begin Given records

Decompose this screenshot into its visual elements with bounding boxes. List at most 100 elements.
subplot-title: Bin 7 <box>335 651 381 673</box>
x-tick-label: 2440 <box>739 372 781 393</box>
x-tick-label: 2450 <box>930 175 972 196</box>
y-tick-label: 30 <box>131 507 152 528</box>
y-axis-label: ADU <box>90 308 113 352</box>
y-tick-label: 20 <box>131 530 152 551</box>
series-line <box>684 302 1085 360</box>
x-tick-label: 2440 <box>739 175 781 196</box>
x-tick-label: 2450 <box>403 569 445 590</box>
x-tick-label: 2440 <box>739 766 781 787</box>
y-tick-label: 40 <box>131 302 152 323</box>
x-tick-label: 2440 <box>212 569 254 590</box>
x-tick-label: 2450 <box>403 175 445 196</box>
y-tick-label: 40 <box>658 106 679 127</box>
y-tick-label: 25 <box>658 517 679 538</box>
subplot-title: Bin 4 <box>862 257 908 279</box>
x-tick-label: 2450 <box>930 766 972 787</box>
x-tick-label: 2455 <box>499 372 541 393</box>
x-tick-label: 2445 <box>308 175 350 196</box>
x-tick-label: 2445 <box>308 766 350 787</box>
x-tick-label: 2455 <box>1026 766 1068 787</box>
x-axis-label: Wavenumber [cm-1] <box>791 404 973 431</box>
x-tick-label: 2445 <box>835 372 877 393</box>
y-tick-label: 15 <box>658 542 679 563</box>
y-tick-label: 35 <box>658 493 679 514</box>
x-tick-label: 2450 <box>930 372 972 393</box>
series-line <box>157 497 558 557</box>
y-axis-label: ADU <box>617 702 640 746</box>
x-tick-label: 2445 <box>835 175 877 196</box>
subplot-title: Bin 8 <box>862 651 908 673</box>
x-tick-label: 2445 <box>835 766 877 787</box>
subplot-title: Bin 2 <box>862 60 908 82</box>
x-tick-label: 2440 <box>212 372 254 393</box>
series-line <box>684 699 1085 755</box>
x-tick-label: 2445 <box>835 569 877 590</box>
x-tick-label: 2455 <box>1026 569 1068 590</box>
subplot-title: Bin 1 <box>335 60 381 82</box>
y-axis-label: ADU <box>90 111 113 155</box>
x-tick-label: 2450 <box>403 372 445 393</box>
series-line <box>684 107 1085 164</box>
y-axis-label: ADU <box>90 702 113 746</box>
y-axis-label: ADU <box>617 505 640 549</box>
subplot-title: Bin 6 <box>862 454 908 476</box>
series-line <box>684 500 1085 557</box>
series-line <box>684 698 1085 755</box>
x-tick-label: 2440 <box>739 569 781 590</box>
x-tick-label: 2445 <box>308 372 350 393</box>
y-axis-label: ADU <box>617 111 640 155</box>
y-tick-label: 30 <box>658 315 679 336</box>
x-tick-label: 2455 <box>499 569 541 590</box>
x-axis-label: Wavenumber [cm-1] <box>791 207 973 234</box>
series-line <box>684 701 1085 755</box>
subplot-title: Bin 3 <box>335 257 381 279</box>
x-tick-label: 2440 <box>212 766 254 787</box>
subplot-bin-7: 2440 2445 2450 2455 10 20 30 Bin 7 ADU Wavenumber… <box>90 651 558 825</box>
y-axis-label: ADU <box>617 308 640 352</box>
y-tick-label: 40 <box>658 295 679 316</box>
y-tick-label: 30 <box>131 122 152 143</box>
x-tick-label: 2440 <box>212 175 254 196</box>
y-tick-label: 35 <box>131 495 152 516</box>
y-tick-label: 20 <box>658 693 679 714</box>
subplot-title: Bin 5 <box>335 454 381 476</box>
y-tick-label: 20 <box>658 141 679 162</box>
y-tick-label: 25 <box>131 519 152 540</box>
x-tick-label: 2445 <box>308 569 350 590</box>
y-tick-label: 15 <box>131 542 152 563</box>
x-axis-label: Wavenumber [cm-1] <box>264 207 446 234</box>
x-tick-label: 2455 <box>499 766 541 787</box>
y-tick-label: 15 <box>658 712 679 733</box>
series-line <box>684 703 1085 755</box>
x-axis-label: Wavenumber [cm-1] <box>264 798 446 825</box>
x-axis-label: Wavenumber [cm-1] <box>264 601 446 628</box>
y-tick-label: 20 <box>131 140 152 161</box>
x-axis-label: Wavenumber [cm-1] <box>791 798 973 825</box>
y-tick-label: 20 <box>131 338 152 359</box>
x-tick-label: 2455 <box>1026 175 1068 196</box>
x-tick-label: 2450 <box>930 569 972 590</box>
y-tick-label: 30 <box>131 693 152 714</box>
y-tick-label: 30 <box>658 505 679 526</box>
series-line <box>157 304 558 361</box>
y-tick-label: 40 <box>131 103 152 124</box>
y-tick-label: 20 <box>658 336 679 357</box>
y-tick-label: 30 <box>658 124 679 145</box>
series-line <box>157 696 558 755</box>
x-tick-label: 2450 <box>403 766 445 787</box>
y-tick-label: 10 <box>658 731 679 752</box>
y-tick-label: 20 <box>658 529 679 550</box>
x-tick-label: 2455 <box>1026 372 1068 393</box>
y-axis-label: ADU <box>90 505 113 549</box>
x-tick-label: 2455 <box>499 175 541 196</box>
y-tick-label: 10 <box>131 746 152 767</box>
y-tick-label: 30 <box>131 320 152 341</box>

end Given records

◆ To be done:
Copy out the records above word for word, from their first line through the line containing "subplot-title: Bin 1 <box>335 60 381 82</box>", including that line.

◆ Task output:
Decompose this screenshot into its visual elements with bounding boxes. List at most 100 elements.
subplot-title: Bin 7 <box>335 651 381 673</box>
x-tick-label: 2440 <box>739 372 781 393</box>
x-tick-label: 2450 <box>930 175 972 196</box>
y-tick-label: 30 <box>131 507 152 528</box>
y-axis-label: ADU <box>90 308 113 352</box>
y-tick-label: 20 <box>131 530 152 551</box>
series-line <box>684 302 1085 360</box>
x-tick-label: 2440 <box>739 175 781 196</box>
x-tick-label: 2450 <box>403 569 445 590</box>
x-tick-label: 2440 <box>739 766 781 787</box>
y-tick-label: 40 <box>131 302 152 323</box>
x-tick-label: 2440 <box>212 569 254 590</box>
x-tick-label: 2450 <box>403 175 445 196</box>
y-tick-label: 40 <box>658 106 679 127</box>
y-tick-label: 25 <box>658 517 679 538</box>
subplot-title: Bin 4 <box>862 257 908 279</box>
x-tick-label: 2450 <box>930 766 972 787</box>
x-tick-label: 2455 <box>499 372 541 393</box>
x-tick-label: 2445 <box>308 175 350 196</box>
x-tick-label: 2445 <box>308 766 350 787</box>
x-tick-label: 2455 <box>1026 766 1068 787</box>
x-axis-label: Wavenumber [cm-1] <box>791 404 973 431</box>
x-tick-label: 2445 <box>835 372 877 393</box>
y-tick-label: 15 <box>658 542 679 563</box>
y-tick-label: 35 <box>658 493 679 514</box>
x-tick-label: 2450 <box>930 372 972 393</box>
series-line <box>157 497 558 557</box>
y-axis-label: ADU <box>617 702 640 746</box>
x-tick-label: 2445 <box>835 175 877 196</box>
subplot-title: Bin 8 <box>862 651 908 673</box>
x-tick-label: 2445 <box>835 766 877 787</box>
subplot-title: Bin 2 <box>862 60 908 82</box>
x-tick-label: 2440 <box>212 372 254 393</box>
series-line <box>684 699 1085 755</box>
x-tick-label: 2445 <box>835 569 877 590</box>
x-tick-label: 2455 <box>1026 569 1068 590</box>
subplot-title: Bin 1 <box>335 60 381 82</box>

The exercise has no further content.